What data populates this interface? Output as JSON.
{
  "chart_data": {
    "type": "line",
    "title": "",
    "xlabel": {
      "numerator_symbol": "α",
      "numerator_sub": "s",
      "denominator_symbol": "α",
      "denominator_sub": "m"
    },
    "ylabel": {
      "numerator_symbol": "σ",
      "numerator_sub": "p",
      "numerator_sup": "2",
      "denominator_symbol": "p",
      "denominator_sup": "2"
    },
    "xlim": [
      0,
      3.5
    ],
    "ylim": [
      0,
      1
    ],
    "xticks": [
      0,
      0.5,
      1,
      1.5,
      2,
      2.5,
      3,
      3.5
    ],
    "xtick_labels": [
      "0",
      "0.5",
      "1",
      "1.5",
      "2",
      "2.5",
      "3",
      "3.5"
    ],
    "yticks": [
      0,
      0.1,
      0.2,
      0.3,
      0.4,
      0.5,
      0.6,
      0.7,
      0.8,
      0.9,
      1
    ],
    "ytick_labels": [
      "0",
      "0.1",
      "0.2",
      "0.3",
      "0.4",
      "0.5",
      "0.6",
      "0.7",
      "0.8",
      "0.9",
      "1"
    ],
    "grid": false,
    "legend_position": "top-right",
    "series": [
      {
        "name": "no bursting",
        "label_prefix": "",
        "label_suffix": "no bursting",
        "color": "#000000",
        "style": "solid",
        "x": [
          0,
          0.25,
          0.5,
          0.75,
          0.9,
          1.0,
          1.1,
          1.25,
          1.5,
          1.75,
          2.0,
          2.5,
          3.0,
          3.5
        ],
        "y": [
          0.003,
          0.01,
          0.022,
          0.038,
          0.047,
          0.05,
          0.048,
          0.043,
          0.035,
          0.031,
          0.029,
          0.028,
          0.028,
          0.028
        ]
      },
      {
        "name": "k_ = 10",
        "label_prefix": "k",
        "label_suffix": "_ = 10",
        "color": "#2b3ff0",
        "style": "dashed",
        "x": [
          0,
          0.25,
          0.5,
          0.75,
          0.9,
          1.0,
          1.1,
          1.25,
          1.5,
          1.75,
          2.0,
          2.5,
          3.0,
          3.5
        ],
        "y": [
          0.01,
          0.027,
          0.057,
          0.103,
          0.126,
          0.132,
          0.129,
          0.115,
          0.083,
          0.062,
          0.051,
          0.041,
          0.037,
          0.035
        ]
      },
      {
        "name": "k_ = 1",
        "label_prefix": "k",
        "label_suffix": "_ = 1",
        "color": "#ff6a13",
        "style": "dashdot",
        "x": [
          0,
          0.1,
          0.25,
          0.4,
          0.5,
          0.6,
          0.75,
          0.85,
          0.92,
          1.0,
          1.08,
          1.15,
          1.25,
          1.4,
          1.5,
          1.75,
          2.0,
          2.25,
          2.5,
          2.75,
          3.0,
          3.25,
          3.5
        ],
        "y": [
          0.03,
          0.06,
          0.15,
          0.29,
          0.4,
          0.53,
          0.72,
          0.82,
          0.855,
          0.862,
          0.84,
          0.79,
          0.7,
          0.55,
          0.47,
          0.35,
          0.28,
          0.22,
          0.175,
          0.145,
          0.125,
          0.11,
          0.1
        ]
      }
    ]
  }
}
# # # # # # #
* Exercise prompt
Faithfully transcribe the whole of the data.

* Finished task
What data populates this interface? Output as JSON.
{
  "chart_data": {
    "type": "line",
    "title": "",
    "xlabel": {
      "numerator_symbol": "α",
      "numerator_sub": "s",
      "denominator_symbol": "α",
      "denominator_sub": "m"
    },
    "ylabel": {
      "numerator_symbol": "σ",
      "numerator_sub": "p",
      "numerator_sup": "2",
      "denominator_symbol": "p",
      "denominator_sup": "2"
    },
    "xlim": [
      0,
      3.5
    ],
    "ylim": [
      0,
      1
    ],
    "xticks": [
      0,
      0.5,
      1,
      1.5,
      2,
      2.5,
      3,
      3.5
    ],
    "xtick_labels": [
      "0",
      "0.5",
      "1",
      "1.5",
      "2",
      "2.5",
      "3",
      "3.5"
    ],
    "yticks": [
      0,
      0.1,
      0.2,
      0.3,
      0.4,
      0.5,
      0.6,
      0.7,
      0.8,
      0.9,
      1
    ],
    "ytick_labels": [
      "0",
      "0.1",
      "0.2",
      "0.3",
      "0.4",
      "0.5",
      "0.6",
      "0.7",
      "0.8",
      "0.9",
      "1"
    ],
    "grid": false,
    "legend_position": "top-right",
    "series": [
      {
        "name": "no bursting",
        "label_prefix": "",
        "label_suffix": "no bursting",
        "color": "#000000",
        "style": "solid",
        "x": [
          0,
          0.25,
          0.5,
          0.75,
          0.9,
          1.0,
          1.1,
          1.25,
          1.5,
          1.75,
          2.0,
          2.5,
          3.0,
          3.5
        ],
        "y": [
          0.003,
          0.01,
          0.022,
          0.038,
          0.047,
          0.05,
          0.048,
          0.043,
          0.035,
          0.031,
          0.029,
          0.028,
          0.028,
          0.028
        ]
      },
      {
        "name": "k_ = 10",
        "label_prefix": "k",
        "label_suffix": "_ = 10",
        "color": "#2b3ff0",
        "style": "dashed",
        "x": [
          0,
          0.25,
          0.5,
          0.75,
          0.9,
          1.0,
          1.1,
          1.25,
          1.5,
          1.75,
          2.0,
          2.5,
          3.0,
          3.5
        ],
        "y": [
          0.01,
          0.027,
          0.057,
          0.103,
          0.126,
          0.132,
          0.129,
          0.115,
          0.083,
          0.062,
          0.051,
          0.041,
          0.037,
          0.035
        ]
      },
      {
        "name": "k_ = 1",
        "label_prefix": "k",
        "label_suffix": "_ = 1",
        "color": "#ff6a13",
        "style": "dashdot",
        "x": [
          0,
          0.1,
          0.25,
          0.4,
          0.5,
          0.6,
          0.75,
          0.85,
          0.92,
          1.0,
          1.08,
          1.15,
          1.25,
          1.4,
          1.5,
          1.75,
          2.0,
          2.25,
          2.5,
          2.75,
          3.0,
          3.25,
          3.5
        ],
        "y": [
          0.03,
          0.06,
          0.15,
          0.29,
          0.4,
          0.53,
          0.72,
          0.82,
          0.855,
          0.862,
          0.84,
          0.79,
          0.7,
          0.55,
          0.47,
          0.35,
          0.28,
          0.22,
          0.175,
          0.145,
          0.125,
          0.11,
          0.1
        ]
      }
    ]
  }
}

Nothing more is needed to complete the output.